* **Work to be completed**:
Keep only the lines that hold the string "moment", filtering out the rest of the entries below.
>>>>>
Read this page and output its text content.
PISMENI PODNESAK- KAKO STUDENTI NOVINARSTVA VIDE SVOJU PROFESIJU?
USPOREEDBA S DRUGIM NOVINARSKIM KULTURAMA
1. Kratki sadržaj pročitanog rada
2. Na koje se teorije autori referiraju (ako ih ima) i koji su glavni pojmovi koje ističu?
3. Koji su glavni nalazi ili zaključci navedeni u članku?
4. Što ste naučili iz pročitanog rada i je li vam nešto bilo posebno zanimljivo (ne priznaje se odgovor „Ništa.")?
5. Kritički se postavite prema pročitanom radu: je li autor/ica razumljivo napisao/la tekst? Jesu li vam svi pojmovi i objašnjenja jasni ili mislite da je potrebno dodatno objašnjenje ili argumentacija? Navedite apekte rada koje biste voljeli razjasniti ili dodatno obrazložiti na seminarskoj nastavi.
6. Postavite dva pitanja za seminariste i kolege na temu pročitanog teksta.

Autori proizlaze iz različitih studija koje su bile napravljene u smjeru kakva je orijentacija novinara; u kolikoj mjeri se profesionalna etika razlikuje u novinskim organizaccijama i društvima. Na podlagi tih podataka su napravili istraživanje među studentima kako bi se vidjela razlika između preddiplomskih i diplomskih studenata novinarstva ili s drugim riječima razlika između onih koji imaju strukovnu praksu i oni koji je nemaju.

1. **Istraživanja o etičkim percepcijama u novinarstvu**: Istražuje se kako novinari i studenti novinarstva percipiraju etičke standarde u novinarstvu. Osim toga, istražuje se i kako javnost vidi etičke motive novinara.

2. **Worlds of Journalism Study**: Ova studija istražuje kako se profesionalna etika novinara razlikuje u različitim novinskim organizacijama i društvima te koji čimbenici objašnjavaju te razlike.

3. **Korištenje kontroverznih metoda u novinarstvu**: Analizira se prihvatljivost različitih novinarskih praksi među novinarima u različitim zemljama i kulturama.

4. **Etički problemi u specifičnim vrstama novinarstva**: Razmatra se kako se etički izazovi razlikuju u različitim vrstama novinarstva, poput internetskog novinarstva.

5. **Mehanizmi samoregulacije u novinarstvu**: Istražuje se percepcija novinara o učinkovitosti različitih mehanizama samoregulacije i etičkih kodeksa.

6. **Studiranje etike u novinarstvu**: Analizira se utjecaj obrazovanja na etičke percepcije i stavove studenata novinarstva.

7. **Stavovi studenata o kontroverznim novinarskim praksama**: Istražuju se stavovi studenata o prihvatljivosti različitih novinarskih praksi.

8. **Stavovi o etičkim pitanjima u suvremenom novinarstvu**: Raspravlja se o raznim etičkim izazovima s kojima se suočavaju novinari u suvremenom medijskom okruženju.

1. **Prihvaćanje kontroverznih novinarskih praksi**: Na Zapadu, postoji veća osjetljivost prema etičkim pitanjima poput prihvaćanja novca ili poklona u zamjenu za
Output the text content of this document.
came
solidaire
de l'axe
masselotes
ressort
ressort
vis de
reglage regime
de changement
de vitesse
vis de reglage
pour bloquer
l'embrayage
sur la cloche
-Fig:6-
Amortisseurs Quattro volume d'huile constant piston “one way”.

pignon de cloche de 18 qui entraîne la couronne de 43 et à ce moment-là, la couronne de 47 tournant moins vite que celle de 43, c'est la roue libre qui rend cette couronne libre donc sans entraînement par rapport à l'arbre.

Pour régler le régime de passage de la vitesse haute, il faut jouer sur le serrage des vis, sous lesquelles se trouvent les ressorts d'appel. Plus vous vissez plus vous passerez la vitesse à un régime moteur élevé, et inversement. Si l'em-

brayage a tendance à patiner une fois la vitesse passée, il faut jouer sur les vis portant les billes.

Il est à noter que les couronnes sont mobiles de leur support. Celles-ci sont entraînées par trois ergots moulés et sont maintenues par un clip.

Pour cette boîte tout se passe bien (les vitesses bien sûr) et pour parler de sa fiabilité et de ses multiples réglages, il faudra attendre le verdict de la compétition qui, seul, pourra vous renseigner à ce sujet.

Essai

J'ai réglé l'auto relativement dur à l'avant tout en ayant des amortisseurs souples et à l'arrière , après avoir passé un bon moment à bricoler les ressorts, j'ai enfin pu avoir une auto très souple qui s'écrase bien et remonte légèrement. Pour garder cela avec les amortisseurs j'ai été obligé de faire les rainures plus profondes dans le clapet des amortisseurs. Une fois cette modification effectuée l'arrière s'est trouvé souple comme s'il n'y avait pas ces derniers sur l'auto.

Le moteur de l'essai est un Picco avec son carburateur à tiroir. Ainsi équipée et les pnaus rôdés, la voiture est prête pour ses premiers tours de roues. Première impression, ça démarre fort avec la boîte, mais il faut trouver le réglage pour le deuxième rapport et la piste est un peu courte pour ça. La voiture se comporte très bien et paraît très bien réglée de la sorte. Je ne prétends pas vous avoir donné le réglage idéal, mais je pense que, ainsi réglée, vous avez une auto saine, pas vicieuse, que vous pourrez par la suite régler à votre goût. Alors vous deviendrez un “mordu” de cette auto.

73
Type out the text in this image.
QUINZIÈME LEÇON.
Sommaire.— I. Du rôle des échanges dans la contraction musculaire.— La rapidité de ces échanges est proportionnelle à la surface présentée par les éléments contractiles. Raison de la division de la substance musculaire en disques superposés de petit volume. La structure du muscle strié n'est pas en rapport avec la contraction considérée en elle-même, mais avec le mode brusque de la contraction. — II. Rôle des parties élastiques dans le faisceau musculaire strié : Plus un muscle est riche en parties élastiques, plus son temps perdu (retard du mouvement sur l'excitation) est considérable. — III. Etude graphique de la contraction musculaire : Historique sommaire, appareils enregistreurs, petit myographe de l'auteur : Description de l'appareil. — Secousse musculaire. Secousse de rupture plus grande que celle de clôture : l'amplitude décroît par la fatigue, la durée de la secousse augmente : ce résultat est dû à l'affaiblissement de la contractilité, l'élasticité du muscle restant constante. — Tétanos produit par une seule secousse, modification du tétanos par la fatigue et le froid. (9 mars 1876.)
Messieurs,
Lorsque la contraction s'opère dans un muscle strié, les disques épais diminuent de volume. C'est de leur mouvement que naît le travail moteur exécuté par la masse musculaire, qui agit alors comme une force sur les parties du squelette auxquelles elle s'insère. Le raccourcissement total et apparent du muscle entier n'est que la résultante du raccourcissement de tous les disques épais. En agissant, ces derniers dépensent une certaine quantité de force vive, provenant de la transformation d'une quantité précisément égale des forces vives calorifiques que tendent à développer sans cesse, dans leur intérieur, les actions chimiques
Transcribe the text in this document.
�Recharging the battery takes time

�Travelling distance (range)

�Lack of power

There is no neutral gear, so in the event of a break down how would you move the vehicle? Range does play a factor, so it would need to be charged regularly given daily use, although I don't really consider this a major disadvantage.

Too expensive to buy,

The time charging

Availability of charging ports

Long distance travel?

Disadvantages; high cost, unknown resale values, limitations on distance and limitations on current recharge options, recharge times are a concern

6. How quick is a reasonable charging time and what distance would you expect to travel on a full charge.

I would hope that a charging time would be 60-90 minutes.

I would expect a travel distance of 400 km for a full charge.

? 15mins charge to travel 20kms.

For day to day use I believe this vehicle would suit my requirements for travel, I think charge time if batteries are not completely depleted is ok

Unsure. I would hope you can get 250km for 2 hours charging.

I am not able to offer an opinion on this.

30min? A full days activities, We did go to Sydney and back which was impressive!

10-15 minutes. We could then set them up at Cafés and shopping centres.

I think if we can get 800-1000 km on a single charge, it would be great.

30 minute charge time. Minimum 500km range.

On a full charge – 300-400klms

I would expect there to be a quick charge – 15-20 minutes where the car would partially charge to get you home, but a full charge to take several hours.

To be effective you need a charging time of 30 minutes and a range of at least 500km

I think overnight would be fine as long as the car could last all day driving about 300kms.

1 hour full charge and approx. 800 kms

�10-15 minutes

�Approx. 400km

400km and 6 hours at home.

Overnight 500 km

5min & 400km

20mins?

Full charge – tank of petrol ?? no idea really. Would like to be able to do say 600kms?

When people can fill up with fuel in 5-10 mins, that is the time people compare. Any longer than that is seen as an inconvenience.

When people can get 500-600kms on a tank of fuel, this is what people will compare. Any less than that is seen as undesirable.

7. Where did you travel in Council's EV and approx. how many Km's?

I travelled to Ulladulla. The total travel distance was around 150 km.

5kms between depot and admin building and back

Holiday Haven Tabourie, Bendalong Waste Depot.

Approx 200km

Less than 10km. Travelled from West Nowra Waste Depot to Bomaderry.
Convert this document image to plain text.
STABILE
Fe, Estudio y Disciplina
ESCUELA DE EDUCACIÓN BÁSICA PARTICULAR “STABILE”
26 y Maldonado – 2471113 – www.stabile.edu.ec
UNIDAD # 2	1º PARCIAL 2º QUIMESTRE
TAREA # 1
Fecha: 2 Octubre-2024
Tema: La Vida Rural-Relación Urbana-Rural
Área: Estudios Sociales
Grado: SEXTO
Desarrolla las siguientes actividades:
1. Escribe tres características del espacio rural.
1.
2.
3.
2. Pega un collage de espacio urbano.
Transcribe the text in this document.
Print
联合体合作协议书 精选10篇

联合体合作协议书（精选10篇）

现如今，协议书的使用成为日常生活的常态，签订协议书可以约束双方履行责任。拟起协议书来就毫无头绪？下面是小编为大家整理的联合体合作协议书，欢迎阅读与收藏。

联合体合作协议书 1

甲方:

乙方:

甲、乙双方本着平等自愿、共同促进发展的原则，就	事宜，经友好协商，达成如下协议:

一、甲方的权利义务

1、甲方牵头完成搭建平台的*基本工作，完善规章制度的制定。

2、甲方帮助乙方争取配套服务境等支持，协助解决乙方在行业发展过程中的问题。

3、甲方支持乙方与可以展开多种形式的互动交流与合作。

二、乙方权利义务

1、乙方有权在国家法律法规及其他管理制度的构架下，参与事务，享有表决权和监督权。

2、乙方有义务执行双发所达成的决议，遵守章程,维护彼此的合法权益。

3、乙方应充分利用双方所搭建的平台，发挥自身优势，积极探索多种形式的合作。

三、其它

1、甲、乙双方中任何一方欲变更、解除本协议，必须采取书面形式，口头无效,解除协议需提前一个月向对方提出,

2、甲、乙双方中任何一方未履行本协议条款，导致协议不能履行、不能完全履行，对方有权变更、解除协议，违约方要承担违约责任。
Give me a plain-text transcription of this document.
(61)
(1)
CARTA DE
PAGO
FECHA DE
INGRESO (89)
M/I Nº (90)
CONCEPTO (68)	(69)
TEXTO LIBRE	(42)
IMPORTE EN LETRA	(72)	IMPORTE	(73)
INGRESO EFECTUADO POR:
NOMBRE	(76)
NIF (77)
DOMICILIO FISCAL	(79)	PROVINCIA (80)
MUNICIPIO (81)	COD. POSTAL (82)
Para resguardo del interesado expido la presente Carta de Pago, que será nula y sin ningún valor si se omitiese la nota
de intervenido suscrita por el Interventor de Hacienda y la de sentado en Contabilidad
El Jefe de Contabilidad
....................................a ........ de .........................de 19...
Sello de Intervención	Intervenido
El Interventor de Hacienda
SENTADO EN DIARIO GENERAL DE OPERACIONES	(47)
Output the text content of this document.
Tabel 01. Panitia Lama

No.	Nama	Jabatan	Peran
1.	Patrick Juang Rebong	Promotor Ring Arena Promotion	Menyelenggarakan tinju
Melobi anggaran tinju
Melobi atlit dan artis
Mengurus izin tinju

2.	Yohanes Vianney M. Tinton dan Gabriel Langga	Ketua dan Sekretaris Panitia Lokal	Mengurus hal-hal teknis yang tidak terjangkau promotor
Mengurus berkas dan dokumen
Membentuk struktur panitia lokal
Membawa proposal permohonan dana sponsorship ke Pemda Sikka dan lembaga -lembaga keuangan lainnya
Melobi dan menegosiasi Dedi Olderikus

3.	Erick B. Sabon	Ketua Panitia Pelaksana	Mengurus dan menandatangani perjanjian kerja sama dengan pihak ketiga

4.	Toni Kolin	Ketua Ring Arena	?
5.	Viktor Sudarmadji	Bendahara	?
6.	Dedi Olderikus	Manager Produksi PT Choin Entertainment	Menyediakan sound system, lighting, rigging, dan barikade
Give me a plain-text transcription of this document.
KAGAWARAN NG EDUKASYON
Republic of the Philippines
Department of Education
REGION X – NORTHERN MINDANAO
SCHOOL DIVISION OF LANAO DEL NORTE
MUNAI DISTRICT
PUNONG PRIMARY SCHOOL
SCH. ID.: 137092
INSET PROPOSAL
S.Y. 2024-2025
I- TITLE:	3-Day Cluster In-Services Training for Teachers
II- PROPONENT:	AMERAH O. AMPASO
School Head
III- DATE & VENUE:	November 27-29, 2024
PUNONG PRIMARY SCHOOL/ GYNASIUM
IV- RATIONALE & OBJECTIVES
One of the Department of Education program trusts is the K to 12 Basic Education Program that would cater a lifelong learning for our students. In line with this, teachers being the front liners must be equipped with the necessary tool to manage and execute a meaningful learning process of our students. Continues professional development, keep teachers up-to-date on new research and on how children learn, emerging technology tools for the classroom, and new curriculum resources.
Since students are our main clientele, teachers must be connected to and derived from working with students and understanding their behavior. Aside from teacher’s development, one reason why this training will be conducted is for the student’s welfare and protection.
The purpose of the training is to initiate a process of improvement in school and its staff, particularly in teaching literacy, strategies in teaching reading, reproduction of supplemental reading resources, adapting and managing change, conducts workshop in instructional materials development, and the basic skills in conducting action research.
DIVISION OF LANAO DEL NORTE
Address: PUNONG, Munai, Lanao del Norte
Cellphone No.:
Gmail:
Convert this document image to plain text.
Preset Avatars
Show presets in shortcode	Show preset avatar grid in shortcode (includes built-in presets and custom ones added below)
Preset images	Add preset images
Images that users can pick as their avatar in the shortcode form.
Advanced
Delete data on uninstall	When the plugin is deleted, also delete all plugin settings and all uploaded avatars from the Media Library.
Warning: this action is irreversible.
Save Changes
<<<<<
* **Complete response**:
pignon de cloche de 18 qui entraîne la couronne de 43 et à ce moment-là, la couronne de 47 tournant moins vite que celle de 43, c'est la roue libre qui rend cette couronne libre donc sans entraînement par rapport à l'arbre.
J'ai réglé l'auto relativement dur à l'avant tout en ayant des amortisseurs souples et à l'arrière , après avoir passé un bon moment à bricoler les ressorts, j'ai enfin pu avoir une auto très souple qui s'écrase bien et remonte légèrement. Pour garder cela avec les amortisseurs j'ai été obligé de faire les rainures plus profondes dans le clapet des amortisseurs. Une fois cette modification effectuée l'arrière s'est trouvé souple comme s'il n'y avait pas ces derniers sur l'auto.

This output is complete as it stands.